** WHAT YOU ARE ASKED TO DO **
Select the lines that hold the word "April" and copy each one.

** Dataset rows **
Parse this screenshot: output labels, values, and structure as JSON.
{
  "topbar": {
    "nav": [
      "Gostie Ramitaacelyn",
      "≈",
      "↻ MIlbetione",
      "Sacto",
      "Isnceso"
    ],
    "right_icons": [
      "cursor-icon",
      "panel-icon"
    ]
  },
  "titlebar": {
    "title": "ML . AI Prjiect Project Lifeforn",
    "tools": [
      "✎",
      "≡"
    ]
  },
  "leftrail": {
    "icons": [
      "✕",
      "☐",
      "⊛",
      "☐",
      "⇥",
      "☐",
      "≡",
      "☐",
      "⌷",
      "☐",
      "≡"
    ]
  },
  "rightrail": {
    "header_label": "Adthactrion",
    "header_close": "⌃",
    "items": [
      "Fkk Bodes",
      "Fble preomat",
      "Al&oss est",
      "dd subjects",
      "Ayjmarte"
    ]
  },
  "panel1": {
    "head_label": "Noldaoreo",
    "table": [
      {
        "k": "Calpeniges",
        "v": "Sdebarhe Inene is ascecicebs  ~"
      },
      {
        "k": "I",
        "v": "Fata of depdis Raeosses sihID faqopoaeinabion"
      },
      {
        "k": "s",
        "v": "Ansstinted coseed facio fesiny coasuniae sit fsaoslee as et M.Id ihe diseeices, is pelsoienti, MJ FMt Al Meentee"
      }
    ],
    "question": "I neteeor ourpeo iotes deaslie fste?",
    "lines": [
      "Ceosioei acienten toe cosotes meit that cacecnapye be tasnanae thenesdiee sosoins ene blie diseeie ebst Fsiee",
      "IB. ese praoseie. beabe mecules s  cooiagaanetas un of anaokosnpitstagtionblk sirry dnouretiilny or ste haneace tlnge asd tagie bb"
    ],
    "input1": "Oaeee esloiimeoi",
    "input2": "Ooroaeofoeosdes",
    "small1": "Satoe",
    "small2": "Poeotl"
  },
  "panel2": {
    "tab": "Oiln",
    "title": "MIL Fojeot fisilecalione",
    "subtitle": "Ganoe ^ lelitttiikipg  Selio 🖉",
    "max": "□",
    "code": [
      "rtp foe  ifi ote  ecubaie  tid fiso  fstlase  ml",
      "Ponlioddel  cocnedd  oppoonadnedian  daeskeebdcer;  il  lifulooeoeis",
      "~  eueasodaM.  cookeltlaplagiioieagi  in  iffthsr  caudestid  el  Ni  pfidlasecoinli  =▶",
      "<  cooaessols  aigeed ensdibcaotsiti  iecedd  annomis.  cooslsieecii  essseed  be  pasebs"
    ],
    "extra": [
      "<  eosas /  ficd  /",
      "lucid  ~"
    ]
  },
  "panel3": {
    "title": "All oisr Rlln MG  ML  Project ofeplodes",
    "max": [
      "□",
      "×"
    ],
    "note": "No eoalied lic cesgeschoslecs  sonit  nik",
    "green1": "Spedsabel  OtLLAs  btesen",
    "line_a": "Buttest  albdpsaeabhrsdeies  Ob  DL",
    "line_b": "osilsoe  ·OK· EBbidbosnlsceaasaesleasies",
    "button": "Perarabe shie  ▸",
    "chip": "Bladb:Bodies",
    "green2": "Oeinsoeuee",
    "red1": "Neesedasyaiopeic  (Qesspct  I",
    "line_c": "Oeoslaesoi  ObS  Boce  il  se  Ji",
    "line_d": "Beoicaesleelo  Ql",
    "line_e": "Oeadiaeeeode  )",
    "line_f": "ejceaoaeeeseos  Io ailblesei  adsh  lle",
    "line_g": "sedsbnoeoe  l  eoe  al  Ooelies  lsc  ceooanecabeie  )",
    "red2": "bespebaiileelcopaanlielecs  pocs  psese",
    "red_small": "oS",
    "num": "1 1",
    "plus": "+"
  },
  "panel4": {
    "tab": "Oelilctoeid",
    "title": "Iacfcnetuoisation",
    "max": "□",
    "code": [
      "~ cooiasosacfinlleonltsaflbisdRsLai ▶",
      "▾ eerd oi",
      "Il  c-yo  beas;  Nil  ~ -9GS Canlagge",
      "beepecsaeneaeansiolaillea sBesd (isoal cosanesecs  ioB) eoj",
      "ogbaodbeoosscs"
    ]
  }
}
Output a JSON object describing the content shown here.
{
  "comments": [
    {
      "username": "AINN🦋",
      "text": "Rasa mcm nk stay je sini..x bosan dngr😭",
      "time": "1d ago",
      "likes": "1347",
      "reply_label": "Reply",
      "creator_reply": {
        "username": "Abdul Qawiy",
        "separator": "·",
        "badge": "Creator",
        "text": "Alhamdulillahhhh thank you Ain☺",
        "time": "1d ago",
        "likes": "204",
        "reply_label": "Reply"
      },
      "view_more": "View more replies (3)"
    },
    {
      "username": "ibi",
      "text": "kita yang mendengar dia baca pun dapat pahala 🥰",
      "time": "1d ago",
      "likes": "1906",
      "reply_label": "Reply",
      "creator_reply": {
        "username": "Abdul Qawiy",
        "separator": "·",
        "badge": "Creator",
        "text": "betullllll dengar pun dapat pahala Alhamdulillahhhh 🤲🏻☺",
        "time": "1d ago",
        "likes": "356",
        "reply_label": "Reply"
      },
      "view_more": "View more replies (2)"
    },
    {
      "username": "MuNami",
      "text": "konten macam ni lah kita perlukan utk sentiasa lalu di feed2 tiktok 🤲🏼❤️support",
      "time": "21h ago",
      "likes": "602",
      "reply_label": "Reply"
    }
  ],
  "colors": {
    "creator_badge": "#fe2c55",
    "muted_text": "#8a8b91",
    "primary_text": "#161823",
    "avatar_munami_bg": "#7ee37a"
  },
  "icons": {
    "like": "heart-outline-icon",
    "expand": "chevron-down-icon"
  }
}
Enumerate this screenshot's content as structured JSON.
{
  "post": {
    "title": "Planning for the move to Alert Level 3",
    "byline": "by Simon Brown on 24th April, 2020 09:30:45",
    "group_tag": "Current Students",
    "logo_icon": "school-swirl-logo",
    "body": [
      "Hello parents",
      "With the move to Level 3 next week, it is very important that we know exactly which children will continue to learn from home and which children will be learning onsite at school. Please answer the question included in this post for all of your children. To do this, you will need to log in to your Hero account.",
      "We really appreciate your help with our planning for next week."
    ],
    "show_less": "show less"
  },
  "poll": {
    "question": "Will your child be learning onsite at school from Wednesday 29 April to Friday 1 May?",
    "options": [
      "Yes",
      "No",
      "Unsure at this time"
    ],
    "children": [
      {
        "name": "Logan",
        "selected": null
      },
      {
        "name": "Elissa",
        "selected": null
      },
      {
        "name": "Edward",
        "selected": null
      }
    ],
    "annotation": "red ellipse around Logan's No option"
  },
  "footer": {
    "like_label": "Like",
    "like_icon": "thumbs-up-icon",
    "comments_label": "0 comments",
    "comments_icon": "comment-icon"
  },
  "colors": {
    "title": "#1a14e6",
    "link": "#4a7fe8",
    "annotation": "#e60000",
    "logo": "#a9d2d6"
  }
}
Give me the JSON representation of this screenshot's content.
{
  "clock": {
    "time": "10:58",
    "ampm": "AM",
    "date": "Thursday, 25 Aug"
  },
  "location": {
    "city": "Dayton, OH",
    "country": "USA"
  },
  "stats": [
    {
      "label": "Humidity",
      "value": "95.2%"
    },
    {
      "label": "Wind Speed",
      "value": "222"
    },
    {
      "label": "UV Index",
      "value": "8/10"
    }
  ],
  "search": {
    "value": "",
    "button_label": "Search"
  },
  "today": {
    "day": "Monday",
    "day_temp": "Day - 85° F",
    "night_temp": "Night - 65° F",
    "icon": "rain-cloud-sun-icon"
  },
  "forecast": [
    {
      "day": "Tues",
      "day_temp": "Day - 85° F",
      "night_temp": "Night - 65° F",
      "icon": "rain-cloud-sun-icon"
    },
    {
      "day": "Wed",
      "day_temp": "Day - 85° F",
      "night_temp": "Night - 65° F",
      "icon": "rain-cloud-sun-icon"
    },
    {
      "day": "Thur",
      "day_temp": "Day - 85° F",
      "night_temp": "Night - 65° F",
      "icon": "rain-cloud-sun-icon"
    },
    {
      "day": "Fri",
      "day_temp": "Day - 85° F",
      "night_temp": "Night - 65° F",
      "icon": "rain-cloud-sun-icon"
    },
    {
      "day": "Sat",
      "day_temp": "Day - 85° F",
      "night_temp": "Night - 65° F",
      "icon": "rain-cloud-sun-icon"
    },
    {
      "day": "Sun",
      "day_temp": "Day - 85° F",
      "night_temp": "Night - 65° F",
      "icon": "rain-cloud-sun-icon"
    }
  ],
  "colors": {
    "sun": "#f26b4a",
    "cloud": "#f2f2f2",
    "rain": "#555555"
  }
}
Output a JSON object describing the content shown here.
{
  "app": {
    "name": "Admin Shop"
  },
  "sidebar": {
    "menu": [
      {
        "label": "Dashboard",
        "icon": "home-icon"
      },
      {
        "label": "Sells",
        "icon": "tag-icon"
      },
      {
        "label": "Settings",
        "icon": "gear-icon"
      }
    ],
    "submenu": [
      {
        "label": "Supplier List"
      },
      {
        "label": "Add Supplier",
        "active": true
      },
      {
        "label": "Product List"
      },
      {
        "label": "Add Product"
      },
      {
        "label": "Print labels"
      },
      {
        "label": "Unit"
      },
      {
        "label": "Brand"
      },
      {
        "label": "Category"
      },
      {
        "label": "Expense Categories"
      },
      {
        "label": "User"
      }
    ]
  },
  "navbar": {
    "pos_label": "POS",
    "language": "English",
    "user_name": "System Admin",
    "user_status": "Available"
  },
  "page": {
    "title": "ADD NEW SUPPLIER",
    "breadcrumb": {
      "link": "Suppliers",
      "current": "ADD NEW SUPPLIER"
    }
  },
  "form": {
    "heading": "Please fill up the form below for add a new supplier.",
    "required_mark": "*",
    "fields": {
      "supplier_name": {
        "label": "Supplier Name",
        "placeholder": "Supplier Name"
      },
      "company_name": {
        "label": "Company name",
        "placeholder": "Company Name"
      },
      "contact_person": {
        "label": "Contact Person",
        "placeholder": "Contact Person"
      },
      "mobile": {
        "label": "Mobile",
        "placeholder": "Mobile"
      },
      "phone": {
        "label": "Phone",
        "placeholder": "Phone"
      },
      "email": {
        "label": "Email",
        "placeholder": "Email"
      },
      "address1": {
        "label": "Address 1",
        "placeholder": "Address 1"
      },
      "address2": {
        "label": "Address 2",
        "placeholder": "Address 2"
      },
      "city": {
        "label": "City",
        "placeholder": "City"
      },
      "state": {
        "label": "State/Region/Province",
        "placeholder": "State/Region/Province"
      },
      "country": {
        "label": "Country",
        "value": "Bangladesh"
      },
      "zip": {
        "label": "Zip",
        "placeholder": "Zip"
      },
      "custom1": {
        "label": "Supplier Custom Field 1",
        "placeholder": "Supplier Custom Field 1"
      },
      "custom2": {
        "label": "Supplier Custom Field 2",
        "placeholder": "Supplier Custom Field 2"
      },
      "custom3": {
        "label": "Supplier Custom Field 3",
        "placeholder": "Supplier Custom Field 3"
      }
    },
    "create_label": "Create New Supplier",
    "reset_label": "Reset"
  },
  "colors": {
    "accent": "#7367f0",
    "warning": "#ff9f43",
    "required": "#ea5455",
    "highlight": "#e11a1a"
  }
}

** ANSWER TO THIS TASK **
    "byline": "by Simon Brown on 24th April, 2020 09:30:45",
    "question": "Will your child be learning onsite at school from Wednesday 29 April to Friday 1 May?",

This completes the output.